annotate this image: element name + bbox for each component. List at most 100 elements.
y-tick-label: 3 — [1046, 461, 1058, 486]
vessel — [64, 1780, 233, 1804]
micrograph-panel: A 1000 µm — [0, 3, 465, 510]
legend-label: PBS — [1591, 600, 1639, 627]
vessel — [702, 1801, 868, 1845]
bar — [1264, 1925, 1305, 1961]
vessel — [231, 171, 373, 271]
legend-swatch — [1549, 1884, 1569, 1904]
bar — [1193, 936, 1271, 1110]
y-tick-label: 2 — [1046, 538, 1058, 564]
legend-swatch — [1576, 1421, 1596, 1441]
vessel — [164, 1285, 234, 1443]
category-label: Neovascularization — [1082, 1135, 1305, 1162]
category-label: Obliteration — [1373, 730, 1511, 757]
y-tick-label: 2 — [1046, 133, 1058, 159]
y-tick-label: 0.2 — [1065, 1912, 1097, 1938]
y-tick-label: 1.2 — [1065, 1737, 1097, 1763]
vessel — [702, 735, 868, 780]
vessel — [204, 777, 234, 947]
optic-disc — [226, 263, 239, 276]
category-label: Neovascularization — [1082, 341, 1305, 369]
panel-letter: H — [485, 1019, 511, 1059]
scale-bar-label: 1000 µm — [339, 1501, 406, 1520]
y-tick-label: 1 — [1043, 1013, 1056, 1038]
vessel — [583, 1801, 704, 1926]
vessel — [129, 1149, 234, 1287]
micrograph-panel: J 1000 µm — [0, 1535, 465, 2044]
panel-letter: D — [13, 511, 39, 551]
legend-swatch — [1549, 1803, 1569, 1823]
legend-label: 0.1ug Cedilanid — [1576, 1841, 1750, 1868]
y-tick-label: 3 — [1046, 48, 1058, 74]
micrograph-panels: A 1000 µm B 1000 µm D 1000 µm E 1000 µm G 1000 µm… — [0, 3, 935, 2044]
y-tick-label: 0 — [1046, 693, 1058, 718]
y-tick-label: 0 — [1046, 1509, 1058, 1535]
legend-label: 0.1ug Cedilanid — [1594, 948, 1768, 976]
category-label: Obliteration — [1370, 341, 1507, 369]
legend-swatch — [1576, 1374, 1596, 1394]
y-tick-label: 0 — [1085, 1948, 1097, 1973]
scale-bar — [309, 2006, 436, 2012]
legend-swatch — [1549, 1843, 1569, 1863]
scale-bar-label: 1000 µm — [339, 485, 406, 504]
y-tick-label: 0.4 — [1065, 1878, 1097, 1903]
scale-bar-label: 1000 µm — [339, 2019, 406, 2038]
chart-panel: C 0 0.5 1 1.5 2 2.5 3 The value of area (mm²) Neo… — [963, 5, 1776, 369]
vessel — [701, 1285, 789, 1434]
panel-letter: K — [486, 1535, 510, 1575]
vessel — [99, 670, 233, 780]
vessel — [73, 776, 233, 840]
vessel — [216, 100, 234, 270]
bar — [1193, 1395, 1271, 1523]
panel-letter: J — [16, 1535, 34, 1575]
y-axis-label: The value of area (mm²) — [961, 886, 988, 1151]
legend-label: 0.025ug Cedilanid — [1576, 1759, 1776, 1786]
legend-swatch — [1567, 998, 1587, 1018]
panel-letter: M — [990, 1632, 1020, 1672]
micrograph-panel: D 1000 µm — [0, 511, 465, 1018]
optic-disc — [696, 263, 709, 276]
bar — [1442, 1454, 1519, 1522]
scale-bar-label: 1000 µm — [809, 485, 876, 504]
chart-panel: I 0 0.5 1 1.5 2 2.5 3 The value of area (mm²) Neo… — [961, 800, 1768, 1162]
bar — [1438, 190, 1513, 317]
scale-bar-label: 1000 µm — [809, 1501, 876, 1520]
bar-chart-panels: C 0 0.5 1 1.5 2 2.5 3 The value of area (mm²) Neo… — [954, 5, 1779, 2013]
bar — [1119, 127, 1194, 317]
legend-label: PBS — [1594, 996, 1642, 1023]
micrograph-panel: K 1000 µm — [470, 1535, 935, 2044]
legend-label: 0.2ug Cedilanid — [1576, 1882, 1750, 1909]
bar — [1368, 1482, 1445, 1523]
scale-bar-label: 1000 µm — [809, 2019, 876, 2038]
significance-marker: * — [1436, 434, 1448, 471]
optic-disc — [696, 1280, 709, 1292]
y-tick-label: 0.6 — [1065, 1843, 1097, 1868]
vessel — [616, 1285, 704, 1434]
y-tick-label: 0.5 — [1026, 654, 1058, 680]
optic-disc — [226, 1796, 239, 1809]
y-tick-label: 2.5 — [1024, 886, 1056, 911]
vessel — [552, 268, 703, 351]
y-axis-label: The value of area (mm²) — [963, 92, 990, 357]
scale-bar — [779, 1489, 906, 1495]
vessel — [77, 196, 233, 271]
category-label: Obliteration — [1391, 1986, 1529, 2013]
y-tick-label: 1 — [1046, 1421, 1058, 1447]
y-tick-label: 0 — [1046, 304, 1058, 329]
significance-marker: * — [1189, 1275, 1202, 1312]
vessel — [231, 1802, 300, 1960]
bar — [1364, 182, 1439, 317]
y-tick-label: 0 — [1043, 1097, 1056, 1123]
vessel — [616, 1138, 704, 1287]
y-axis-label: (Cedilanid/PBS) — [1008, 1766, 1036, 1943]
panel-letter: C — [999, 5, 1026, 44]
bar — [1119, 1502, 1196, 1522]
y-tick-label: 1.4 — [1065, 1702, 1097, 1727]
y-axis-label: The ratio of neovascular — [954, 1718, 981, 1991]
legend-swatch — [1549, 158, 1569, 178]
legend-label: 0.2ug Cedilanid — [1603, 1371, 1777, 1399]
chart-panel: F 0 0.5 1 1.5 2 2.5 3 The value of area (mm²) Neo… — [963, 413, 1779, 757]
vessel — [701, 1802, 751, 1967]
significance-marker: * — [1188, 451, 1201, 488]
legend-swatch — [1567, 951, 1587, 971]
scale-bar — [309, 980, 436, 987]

################

Please return the material word for word, starting at its first line and ending at the line that contains "vessel — [702, 1801, 868, 1845]", with both of those lines included.

[The answer]:
annotate this image: element name + bbox for each component. List at most 100 elements.
y-tick-label: 3 — [1046, 461, 1058, 486]
vessel — [64, 1780, 233, 1804]
micrograph-panel: A 1000 µm — [0, 3, 465, 510]
legend-label: PBS — [1591, 600, 1639, 627]
vessel — [702, 1801, 868, 1845]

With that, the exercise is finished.